§ Work to complete
In the material below, find every line with "badge" and pull it out.

⁂

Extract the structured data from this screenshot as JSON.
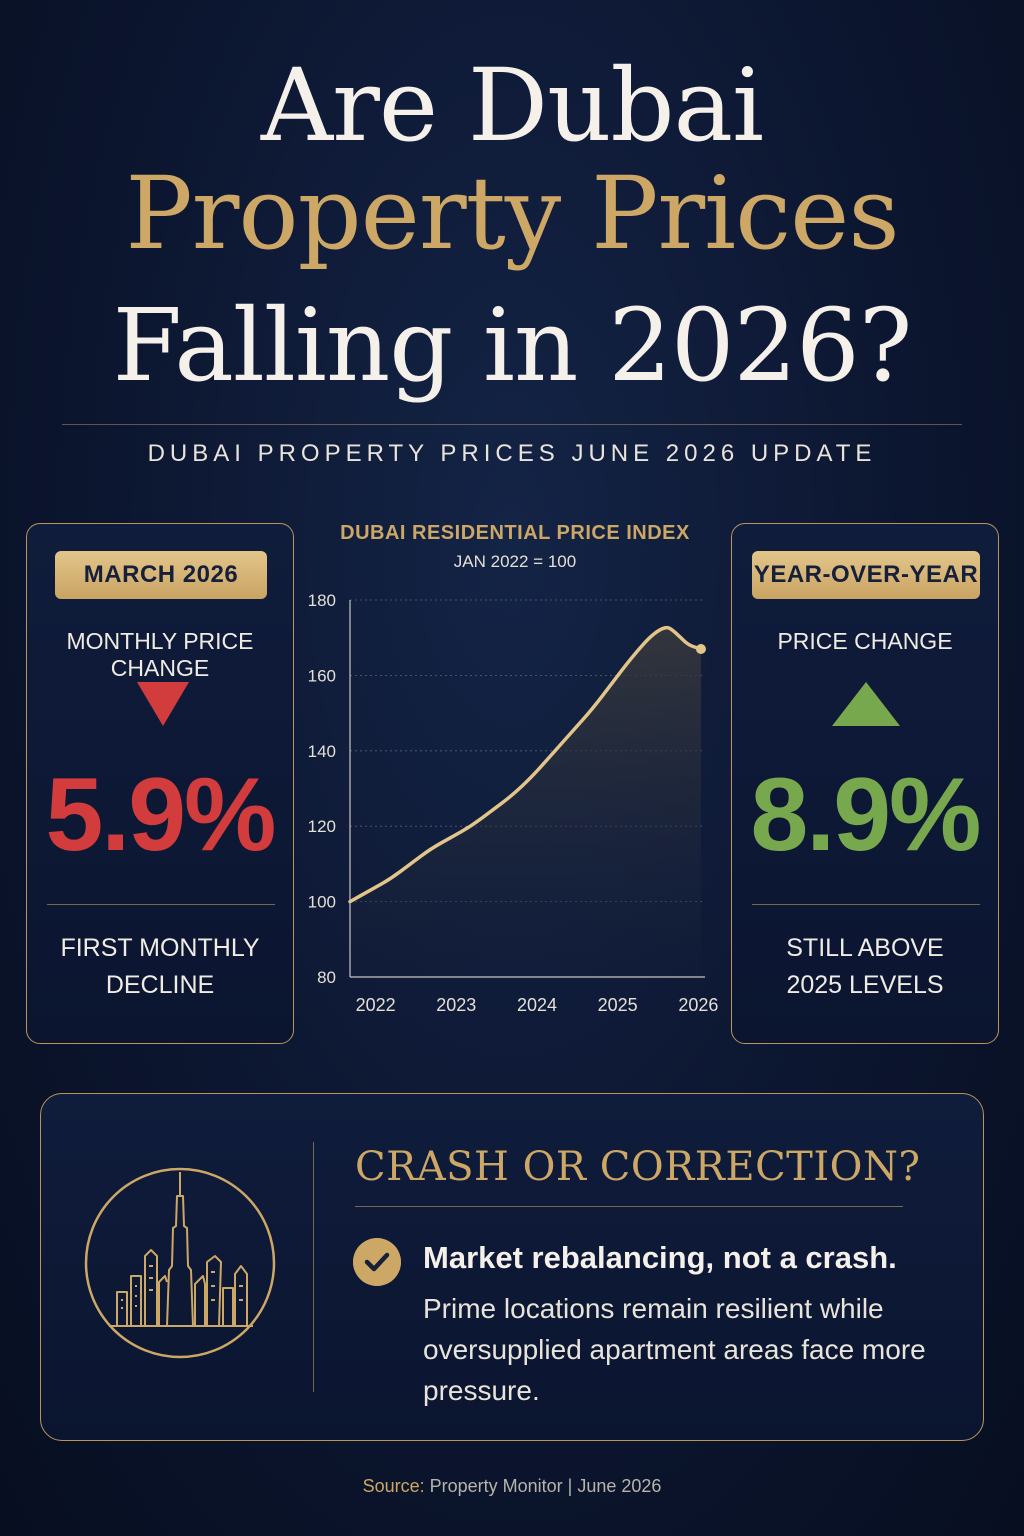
{
  "title": {
    "line1": "Are Dubai",
    "line2": "Property Prices",
    "line3": "Falling in 2026?"
  },
  "subtitle": "DUBAI PROPERTY PRICES JUNE 2026 UPDATE",
  "left_card": {
    "badge": "MARCH 2026",
    "label": "MONTHLY PRICE CHANGE",
    "value": "5.9%",
    "foot_line1": "FIRST MONTHLY",
    "foot_line2": "DECLINE",
    "direction": "down",
    "color": "#d23c3c"
  },
  "right_card": {
    "badge": "YEAR-OVER-YEAR",
    "label": "PRICE CHANGE",
    "value": "8.9%",
    "foot_line1": "STILL ABOVE",
    "foot_line2": "2025 LEVELS",
    "direction": "up",
    "color": "#78a84e"
  },
  "chart_data": {
    "type": "area",
    "title": "DUBAI RESIDENTIAL PRICE INDEX",
    "subtitle": "JAN 2022 = 100",
    "xlabel": "",
    "ylabel": "",
    "xlim": [
      2022,
      2026.4
    ],
    "ylim": [
      80,
      180
    ],
    "yticks": [
      80,
      100,
      120,
      140,
      160,
      180
    ],
    "xticks": [
      2022,
      2023,
      2024,
      2025,
      2026
    ],
    "grid": true,
    "line_color": "#e3c58a",
    "series": [
      {
        "x": [
          2022.0,
          2022.25,
          2022.5,
          2022.75,
          2023.0,
          2023.25,
          2023.5,
          2023.75,
          2024.0,
          2024.25,
          2024.5,
          2024.75,
          2025.0,
          2025.25,
          2025.5,
          2025.75,
          2025.92,
          2026.0,
          2026.1,
          2026.2,
          2026.35
        ],
        "values": [
          100,
          103,
          106,
          110,
          114,
          117,
          120,
          124,
          128,
          133,
          139,
          145,
          151,
          158,
          165,
          171,
          173,
          172,
          170,
          168,
          167
        ]
      }
    ]
  },
  "bottom": {
    "title": "CRASH OR CORRECTION?",
    "point_head": "Market rebalancing, not a crash.",
    "point_body": "Prime locations remain resilient while oversupplied apartment areas face more pressure."
  },
  "source": {
    "label": "Source:",
    "text": "Property Monitor  |  June 2026"
  }
}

⁂

§ Result of the exercise
    "badge": "MARCH 2026",
    "badge": "YEAR-OVER-YEAR",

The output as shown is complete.